AIM OF THE EXERCISE: Write out every entry precisely as given, leaving the pictures out.

Saved data entries:
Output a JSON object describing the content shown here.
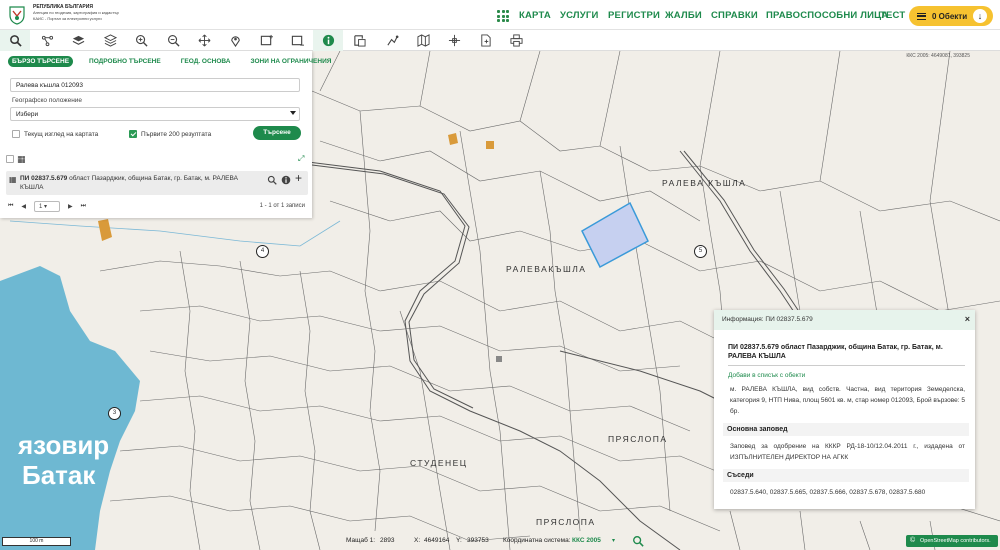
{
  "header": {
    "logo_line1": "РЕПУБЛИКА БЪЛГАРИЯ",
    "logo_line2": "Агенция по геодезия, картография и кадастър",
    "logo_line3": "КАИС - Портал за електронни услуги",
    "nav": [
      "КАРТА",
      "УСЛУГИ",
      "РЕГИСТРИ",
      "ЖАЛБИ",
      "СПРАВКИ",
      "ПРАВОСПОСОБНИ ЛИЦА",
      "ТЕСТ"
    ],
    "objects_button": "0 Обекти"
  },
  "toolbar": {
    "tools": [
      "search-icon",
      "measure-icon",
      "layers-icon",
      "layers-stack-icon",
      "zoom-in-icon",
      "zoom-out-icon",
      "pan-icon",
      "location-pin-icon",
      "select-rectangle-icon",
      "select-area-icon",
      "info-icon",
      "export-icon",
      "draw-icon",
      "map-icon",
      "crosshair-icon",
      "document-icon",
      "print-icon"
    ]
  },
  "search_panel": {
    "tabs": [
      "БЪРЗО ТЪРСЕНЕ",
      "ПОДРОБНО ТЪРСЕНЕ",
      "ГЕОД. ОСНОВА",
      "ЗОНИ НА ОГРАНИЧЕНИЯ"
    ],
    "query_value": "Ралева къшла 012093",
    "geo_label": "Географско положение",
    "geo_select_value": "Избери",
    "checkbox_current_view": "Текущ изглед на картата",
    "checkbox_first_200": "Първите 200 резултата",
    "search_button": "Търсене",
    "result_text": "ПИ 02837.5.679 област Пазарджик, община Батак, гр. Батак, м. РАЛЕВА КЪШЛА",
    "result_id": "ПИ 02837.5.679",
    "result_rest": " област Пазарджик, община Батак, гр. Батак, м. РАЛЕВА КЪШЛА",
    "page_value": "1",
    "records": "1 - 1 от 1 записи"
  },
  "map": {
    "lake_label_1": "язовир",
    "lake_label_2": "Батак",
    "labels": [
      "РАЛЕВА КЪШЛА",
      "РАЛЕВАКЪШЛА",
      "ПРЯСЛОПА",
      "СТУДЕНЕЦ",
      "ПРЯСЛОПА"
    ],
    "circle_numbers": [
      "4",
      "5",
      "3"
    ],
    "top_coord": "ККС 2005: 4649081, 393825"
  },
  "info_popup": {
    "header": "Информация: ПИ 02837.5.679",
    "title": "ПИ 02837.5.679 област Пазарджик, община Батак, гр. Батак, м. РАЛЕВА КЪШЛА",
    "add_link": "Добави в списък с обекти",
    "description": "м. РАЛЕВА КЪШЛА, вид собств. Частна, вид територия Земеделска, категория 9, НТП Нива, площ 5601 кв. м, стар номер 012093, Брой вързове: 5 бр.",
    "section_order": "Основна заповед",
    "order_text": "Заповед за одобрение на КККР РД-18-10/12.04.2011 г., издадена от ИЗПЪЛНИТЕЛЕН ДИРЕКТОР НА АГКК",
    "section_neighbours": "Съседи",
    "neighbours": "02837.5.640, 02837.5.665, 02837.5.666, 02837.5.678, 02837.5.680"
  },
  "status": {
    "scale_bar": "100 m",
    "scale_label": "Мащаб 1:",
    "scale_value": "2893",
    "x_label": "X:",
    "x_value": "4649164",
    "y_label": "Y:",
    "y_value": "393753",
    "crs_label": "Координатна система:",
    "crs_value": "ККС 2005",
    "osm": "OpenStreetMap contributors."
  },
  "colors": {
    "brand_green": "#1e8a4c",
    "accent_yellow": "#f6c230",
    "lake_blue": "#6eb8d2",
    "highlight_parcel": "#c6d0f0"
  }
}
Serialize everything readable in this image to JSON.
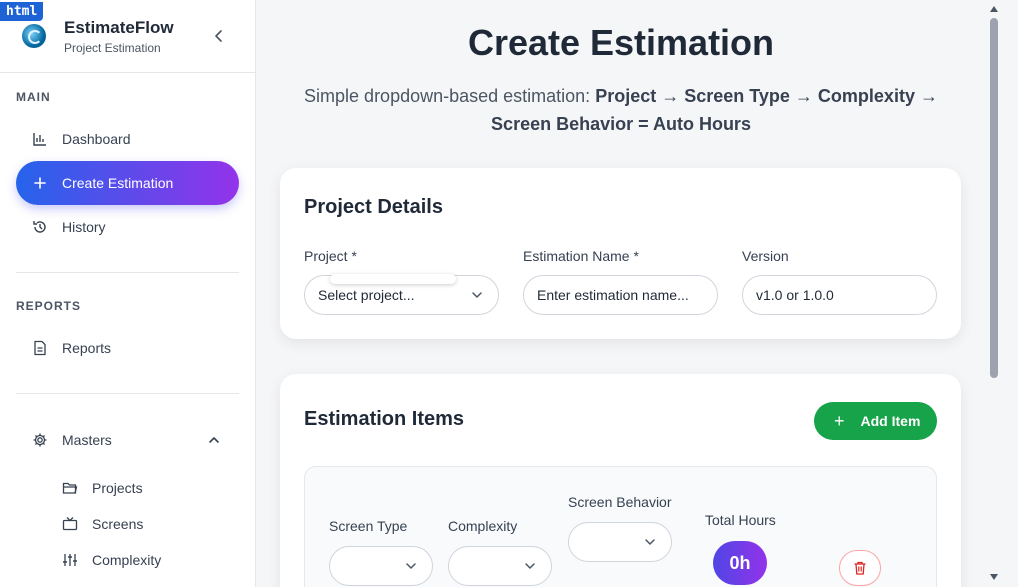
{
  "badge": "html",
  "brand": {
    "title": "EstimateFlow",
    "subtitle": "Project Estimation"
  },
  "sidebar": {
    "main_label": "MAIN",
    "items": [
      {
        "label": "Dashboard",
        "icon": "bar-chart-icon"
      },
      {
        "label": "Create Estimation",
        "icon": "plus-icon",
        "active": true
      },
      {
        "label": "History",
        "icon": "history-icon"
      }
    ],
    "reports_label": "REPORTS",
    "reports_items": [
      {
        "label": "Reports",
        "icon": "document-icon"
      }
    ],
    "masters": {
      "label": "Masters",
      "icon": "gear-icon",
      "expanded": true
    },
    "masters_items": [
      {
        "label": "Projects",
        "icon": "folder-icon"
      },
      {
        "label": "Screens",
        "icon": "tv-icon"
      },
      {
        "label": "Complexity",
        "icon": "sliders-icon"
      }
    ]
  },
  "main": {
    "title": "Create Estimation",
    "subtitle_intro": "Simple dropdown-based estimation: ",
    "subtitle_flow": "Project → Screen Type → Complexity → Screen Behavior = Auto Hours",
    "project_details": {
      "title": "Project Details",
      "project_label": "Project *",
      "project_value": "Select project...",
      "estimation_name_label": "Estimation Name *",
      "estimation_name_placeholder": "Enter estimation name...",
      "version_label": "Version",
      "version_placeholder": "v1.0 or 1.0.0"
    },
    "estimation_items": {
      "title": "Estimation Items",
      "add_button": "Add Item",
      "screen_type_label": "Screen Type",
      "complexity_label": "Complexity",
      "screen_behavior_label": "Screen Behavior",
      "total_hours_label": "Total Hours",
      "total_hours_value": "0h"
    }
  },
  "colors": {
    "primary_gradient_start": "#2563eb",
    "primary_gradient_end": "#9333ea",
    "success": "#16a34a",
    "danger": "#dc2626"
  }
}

OUTPUT BELOW:
Output a JSON object describing the content shown here.
{
  "header": {
    "logo_line1": "РЕПУБЛИКА БЪЛГАРИЯ",
    "logo_line2": "Агенция по геодезия, картография и кадастър",
    "logo_line3": "КАИС - Портал за електронни услуги",
    "nav": [
      "КАРТА",
      "УСЛУГИ",
      "РЕГИСТРИ",
      "ЖАЛБИ",
      "СПРАВКИ",
      "ПРАВОСПОСОБНИ ЛИЦА",
      "ТЕСТ"
    ],
    "objects_button": "0 Обекти"
  },
  "toolbar": {
    "tools": [
      "search-icon",
      "measure-icon",
      "layers-icon",
      "layers-stack-icon",
      "zoom-in-icon",
      "zoom-out-icon",
      "pan-icon",
      "location-pin-icon",
      "select-rectangle-icon",
      "select-area-icon",
      "info-icon",
      "export-icon",
      "draw-icon",
      "map-icon",
      "crosshair-icon",
      "document-icon",
      "print-icon"
    ]
  },
  "search_panel": {
    "tabs": [
      "БЪРЗО ТЪРСЕНЕ",
      "ПОДРОБНО ТЪРСЕНЕ",
      "ГЕОД. ОСНОВА",
      "ЗОНИ НА ОГРАНИЧЕНИЯ"
    ],
    "query_value": "Ралева къшла 012093",
    "geo_label": "Географско положение",
    "geo_select_value": "Избери",
    "checkbox_current_view": "Текущ изглед на картата",
    "checkbox_first_200": "Първите 200 резултата",
    "search_button": "Търсене",
    "result_text": "ПИ 02837.5.679 област Пазарджик, община Батак, гр. Батак, м. РАЛЕВА КЪШЛА",
    "result_id": "ПИ 02837.5.679",
    "result_rest": " област Пазарджик, община Батак, гр. Батак, м. РАЛЕВА КЪШЛА",
    "page_value": "1",
    "records": "1 - 1 от 1 записи"
  },
  "map": {
    "lake_label_1": "язовир",
    "lake_label_2": "Батак",
    "labels": [
      "РАЛЕВА КЪШЛА",
      "РАЛЕВАКЪШЛА",
      "ПРЯСЛОПА",
      "СТУДЕНЕЦ",
      "ПРЯСЛОПА"
    ],
    "circle_numbers": [
      "4",
      "5",
      "3"
    ],
    "top_coord": "ККС 2005: 4649081, 393825"
  },
  "info_popup": {
    "header": "Информация: ПИ 02837.5.679",
    "title": "ПИ 02837.5.679 област Пазарджик, община Батак, гр. Батак, м. РАЛЕВА КЪШЛА",
    "add_link": "Добави в списък с обекти",
    "description": "м. РАЛЕВА КЪШЛА, вид собств. Частна, вид територия Земеделска, категория 9, НТП Нива, площ 5601 кв. м, стар номер 012093, Брой вързове: 5 бр.",
    "section_order": "Основна заповед",
    "order_text": "Заповед за одобрение на КККР РД-18-10/12.04.2011 г., издадена от ИЗПЪЛНИТЕЛЕН ДИРЕКТОР НА АГКК",
    "section_neighbours": "Съседи",
    "neighbours": "02837.5.640, 02837.5.665, 02837.5.666, 02837.5.678, 02837.5.680"
  },
  "status": {
    "scale_bar": "100 m",
    "scale_label": "Мащаб 1:",
    "scale_value": "2893",
    "x_label": "X:",
    "x_value": "4649164",
    "y_label": "Y:",
    "y_value": "393753",
    "crs_label": "Координатна система:",
    "crs_value": "ККС 2005",
    "osm": "OpenStreetMap contributors."
  },
  "colors": {
    "brand_green": "#1e8a4c",
    "accent_yellow": "#f6c230",
    "lake_blue": "#6eb8d2",
    "highlight_parcel": "#c6d0f0"
  }
}
Serialize everything readable in this image to JSON.
{
  "badge": "html",
  "brand": {
    "title": "EstimateFlow",
    "subtitle": "Project Estimation"
  },
  "sidebar": {
    "main_label": "MAIN",
    "items": [
      {
        "label": "Dashboard",
        "icon": "bar-chart-icon"
      },
      {
        "label": "Create Estimation",
        "icon": "plus-icon",
        "active": true
      },
      {
        "label": "History",
        "icon": "history-icon"
      }
    ],
    "reports_label": "REPORTS",
    "reports_items": [
      {
        "label": "Reports",
        "icon": "document-icon"
      }
    ],
    "masters": {
      "label": "Masters",
      "icon": "gear-icon",
      "expanded": true
    },
    "masters_items": [
      {
        "label": "Projects",
        "icon": "folder-icon"
      },
      {
        "label": "Screens",
        "icon": "tv-icon"
      },
      {
        "label": "Complexity",
        "icon": "sliders-icon"
      }
    ]
  },
  "main": {
    "title": "Create Estimation",
    "subtitle_intro": "Simple dropdown-based estimation: ",
    "subtitle_flow": "Project → Screen Type → Complexity → Screen Behavior = Auto Hours",
    "project_details": {
      "title": "Project Details",
      "project_label": "Project *",
      "project_value": "Select project...",
      "estimation_name_label": "Estimation Name *",
      "estimation_name_placeholder": "Enter estimation name...",
      "version_label": "Version",
      "version_placeholder": "v1.0 or 1.0.0"
    },
    "estimation_items": {
      "title": "Estimation Items",
      "add_button": "Add Item",
      "screen_type_label": "Screen Type",
      "complexity_label": "Complexity",
      "screen_behavior_label": "Screen Behavior",
      "total_hours_label": "Total Hours",
      "total_hours_value": "0h"
    }
  },
  "colors": {
    "primary_gradient_start": "#2563eb",
    "primary_gradient_end": "#9333ea",
    "success": "#16a34a",
    "danger": "#dc2626"
  }
}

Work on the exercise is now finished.